(Required actions)
- a) From the article on Windows kernel access, copy word for word the part that opens with the words containing "Kernel privilege" and closes with "kernel mode access.".
- b) According to the article on Windows kernel access, on what date was the Windows Endpoint Security Ecosystem Summit held?
- c) List every company named in the sentence of the article on Windows kernel access that describes who attended the summit in Redmond on September 10.

═══ Passage provided

Microsoft has dropped heavy hints that change is coming to the way security products interact with the critical core of the Windows platform, its software kernel, spurred to action by the IT outage that disrupted millions of CrowdStrike customers in July.
For security vendors, being able to load kernel (ring zero) drivers matters. If Microsoft removes that access — something Apple did for macOS in 2019 — their products will need to be heavily re-designed to implement security with lower privilege.
What’s not yet clear, however, is what form any change will take and on what timescale. Hanging over this is whether Microsoft’s own Defender will be affected, or spared. Although not as fully featured as independent endpoint detection and response (EDR) clients, it would presumably continue to operate at kernel level.
The issue of kernel access was top of the agenda at a special event in Redmond on September 10, the Windows Endpoint Security Ecosystem Summit, with representatives attending from Trend Micro, Sophos, ESET, Trellix, SentinelOne, Broadcom, as well as government.
Kernel privilege
However, most apposite of all perhaps was the presence of CrowdStrike Counsel for Privacy and Cyber Policy Drew Bagley.
The company earned its place at the event on July 19, when it gained unwanted fame globally after a faulty content update for the CrowdStrike Falcon Sensor EDR caused millions of Windows computers to crash to a blue screen.
This wasn’t like an application falling over. The software was operating with kernel access, which is why Windows itself crashed.
CrowdStrike has since published an account of what went wrong but the gist is that, as with other EDR platforms, a core element of the security on offer depends on such kernel mode access.
The advantage of kernel level drivers is security and performance. A driver at kernel level loads early in the boot process (in Windows after validating the developer’s private key via Driver Signature Enforcement), essential for detecting low-level malware such as rootkits which attempt to subvert the OS from within. Kernel loading also improves performance.
However, as the CrowdStrike incident reminded everyone, the downside is resilience. Should something go wrong, there is no room to fail gracefully. As Microsoft put it:
“All code operating at kernel level requires extensive validation because it cannot fail and restart like a normal user application.”

══════
═══ Available data

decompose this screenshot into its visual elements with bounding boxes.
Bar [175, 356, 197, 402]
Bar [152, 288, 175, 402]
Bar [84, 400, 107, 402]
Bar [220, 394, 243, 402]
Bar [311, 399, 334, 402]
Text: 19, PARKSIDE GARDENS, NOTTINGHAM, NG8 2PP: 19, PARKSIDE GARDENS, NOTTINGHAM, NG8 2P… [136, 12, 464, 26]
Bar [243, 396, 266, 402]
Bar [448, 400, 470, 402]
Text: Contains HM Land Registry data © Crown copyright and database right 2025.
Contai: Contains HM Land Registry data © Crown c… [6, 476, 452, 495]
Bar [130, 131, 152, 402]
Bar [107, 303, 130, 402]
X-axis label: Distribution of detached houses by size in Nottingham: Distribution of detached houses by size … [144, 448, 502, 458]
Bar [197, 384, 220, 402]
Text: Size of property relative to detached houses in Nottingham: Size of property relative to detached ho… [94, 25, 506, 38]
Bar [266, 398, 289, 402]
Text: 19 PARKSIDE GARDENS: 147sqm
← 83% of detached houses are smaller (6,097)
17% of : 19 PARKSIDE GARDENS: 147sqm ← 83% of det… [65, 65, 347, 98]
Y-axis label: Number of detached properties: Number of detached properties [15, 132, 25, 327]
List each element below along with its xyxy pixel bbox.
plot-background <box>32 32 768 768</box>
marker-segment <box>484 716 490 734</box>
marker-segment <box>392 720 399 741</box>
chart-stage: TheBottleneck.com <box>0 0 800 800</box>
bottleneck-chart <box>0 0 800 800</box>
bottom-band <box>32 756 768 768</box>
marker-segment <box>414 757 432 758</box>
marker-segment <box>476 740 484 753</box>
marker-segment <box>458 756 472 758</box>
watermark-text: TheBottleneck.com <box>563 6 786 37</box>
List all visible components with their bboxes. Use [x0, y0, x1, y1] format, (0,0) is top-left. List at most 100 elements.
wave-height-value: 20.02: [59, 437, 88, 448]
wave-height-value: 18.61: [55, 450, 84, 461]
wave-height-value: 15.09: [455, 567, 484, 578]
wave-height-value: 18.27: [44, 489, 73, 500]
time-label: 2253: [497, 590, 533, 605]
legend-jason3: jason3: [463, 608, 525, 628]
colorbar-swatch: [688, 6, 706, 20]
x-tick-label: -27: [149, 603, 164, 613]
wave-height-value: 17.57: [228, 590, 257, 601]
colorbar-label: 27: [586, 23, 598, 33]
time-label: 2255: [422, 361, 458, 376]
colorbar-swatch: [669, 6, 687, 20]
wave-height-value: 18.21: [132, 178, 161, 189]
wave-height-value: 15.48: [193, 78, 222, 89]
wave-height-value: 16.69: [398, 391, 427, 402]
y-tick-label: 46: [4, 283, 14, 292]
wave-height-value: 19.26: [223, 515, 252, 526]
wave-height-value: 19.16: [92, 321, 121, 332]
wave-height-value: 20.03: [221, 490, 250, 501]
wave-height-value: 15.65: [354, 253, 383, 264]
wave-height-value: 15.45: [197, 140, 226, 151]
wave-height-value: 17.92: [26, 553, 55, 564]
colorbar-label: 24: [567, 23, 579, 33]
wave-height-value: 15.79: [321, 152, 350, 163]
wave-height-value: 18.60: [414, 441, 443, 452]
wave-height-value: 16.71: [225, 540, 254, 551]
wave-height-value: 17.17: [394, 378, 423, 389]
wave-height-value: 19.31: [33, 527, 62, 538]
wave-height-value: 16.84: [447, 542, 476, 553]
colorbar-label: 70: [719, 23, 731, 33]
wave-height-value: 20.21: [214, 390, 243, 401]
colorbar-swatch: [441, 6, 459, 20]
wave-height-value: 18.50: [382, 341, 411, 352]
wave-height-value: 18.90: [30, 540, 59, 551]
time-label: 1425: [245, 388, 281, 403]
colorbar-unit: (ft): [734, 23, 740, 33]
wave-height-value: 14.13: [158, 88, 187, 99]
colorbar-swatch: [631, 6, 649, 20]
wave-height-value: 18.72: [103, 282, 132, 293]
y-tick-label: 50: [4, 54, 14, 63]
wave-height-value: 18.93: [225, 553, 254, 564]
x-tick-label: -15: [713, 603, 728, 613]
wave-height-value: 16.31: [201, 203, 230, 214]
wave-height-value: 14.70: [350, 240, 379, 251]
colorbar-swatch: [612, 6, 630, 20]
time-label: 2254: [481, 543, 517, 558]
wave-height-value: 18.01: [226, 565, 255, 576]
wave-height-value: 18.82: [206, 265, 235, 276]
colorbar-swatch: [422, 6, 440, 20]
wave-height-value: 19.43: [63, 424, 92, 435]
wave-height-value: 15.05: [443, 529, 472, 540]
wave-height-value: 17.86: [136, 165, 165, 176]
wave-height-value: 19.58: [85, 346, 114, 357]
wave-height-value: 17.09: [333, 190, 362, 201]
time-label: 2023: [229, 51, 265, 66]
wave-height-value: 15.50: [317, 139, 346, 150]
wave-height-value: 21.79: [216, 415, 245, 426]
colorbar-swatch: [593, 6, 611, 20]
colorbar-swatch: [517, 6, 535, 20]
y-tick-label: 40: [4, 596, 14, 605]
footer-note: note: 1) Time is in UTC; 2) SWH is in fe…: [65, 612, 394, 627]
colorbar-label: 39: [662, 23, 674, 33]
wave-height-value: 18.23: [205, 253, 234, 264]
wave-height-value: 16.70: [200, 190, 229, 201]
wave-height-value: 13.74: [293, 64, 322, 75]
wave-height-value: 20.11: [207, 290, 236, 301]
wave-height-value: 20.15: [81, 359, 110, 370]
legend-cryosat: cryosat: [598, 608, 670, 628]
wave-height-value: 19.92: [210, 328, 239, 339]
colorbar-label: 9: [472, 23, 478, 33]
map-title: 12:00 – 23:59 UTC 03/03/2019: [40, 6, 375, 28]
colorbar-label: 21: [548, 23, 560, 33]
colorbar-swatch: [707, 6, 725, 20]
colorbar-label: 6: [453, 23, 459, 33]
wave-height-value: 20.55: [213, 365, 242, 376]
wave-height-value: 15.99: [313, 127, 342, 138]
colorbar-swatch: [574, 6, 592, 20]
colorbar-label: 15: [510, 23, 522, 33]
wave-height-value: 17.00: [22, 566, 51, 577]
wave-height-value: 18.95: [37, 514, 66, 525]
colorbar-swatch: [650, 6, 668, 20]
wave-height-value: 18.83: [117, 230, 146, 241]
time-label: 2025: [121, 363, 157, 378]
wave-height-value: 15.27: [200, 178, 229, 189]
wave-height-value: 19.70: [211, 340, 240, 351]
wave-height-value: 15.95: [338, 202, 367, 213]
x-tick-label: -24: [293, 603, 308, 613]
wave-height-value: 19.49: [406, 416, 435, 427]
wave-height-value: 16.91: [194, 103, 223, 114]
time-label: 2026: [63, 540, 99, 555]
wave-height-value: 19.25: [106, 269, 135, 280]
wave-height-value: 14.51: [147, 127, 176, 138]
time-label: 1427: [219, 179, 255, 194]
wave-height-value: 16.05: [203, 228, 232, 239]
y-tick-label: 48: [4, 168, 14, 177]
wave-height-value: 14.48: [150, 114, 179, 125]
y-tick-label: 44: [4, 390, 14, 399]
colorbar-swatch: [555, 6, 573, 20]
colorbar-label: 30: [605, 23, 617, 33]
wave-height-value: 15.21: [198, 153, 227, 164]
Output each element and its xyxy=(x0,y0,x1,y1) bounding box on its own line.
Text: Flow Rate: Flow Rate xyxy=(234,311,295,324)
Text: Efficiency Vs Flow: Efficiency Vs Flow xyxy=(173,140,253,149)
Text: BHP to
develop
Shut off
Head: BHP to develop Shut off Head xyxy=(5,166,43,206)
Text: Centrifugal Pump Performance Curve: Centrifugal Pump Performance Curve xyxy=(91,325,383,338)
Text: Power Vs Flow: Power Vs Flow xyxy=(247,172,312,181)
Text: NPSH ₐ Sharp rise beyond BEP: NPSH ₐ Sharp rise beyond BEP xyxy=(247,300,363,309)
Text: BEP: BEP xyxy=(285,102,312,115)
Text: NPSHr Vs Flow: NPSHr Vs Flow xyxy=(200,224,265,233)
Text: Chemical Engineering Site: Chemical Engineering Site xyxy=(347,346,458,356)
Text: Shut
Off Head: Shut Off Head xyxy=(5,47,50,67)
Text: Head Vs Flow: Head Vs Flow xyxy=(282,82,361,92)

══════

(Per-task outputs)
- a)
Kernel privilege
However, most apposite of all perhaps was the presence of CrowdStrike Counsel for Privacy and Cyber Policy Drew Bagley.
The company earned its place at the event on July 19, when it gained unwanted fame globally after a faulty content update for the CrowdStrike Falcon Sensor EDR caused millions of Windows computers to crash to a blue screen.
This wasn’t like an application falling over. The software was operating with kernel access, which is why Windows itself crashed.
CrowdStrike has since published an account of what went wrong but the gist is that, as with other EDR platforms, a core element of the security on offer depends on such kernel mode access.

- b) September 10

- c)
Trend Micro
Sophos
ESET
Trellix
SentinelOne
Broadcom